- _SHORT EXERCISE_: Look through the data and write out every line with the word "this" in it.

- _PROVIDED MATERIAL_:
%%
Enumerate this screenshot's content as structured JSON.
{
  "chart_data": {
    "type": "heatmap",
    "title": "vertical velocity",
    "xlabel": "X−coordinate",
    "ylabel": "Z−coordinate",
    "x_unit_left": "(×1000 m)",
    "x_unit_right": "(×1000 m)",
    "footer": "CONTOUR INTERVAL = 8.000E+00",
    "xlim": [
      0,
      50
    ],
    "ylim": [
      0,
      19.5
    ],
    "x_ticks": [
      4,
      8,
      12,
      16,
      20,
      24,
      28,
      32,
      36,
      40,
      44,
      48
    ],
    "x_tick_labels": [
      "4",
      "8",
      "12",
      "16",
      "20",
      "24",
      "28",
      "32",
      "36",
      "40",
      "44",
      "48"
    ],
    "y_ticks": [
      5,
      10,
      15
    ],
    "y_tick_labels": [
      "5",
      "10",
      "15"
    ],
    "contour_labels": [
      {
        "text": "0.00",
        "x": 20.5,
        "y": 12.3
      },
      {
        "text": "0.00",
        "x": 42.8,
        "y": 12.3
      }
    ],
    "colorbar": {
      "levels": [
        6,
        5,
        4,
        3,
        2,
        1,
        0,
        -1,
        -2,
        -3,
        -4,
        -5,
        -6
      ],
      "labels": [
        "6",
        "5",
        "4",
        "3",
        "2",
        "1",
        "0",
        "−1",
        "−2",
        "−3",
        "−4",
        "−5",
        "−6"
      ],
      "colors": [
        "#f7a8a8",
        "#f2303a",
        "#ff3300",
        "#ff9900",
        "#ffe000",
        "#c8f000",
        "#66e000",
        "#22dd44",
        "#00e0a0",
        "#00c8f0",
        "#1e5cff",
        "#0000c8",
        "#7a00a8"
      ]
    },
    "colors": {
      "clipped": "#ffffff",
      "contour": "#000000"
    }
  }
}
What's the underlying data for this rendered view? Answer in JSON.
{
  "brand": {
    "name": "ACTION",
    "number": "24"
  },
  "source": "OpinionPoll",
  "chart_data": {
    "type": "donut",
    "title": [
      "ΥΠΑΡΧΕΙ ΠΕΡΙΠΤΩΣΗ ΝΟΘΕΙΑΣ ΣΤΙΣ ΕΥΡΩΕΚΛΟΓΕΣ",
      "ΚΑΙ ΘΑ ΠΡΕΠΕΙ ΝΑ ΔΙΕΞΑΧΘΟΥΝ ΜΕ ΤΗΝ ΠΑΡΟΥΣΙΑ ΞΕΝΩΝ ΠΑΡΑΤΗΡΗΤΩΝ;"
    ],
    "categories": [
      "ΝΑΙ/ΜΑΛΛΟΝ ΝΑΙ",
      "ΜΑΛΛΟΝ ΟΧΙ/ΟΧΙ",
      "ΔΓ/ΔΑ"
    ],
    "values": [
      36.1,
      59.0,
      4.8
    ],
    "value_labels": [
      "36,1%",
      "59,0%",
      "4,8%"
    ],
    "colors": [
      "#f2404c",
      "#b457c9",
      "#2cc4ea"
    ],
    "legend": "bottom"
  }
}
%%
- _OUTPUT OF THE EXERCISE_:
Enumerate this screenshot's content as structured JSON.
What's the underlying data for this rendered view? Answer in JSON.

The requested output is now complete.